WHAT TO WORK ON:
Exactly as written, quote every line that follows, skipping the images.

STORED DATA:
*****

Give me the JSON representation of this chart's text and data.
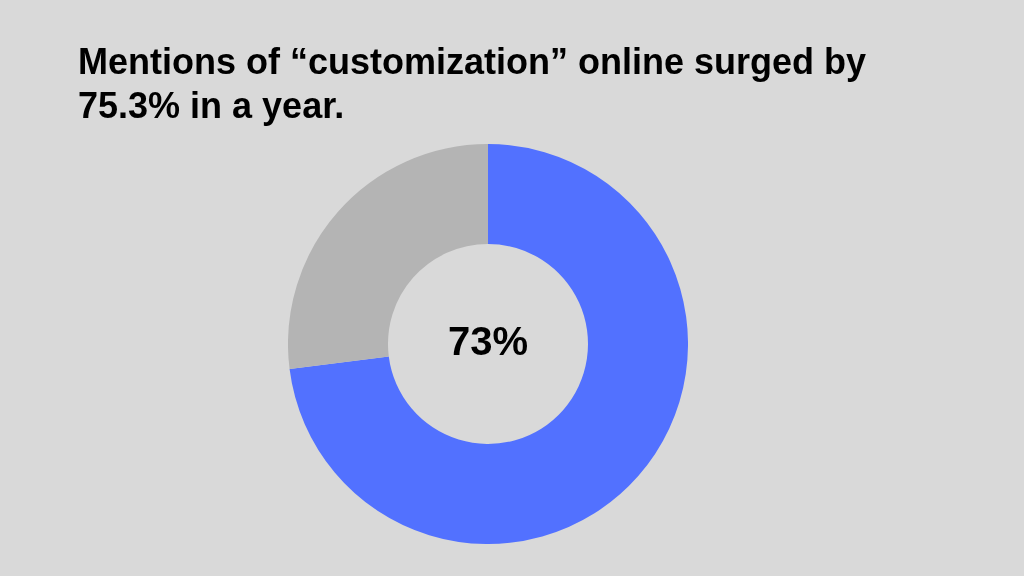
{
  "chart_data": {
    "type": "donut",
    "title": "Mentions of “customization” online surged by 75.3% in a year.",
    "categories": [
      null,
      null
    ],
    "values": [
      73,
      27
    ],
    "colors": [
      "#5271ff",
      "#b4b4b4"
    ],
    "value_labels": [
      "73%",
      null
    ],
    "legend": false
  }
}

*****

EXPECTED OUTPUT:
Give me the JSON representation of this chart's text and data.
{
  "chart_data": {
    "type": "donut",
    "title": "Mentions of “customization” online surged by 75.3% in a year.",
    "categories": [
      null,
      null
    ],
    "values": [
      73,
      27
    ],
    "colors": [
      "#5271ff",
      "#b4b4b4"
    ],
    "value_labels": [
      "73%",
      null
    ],
    "legend": false
  }
}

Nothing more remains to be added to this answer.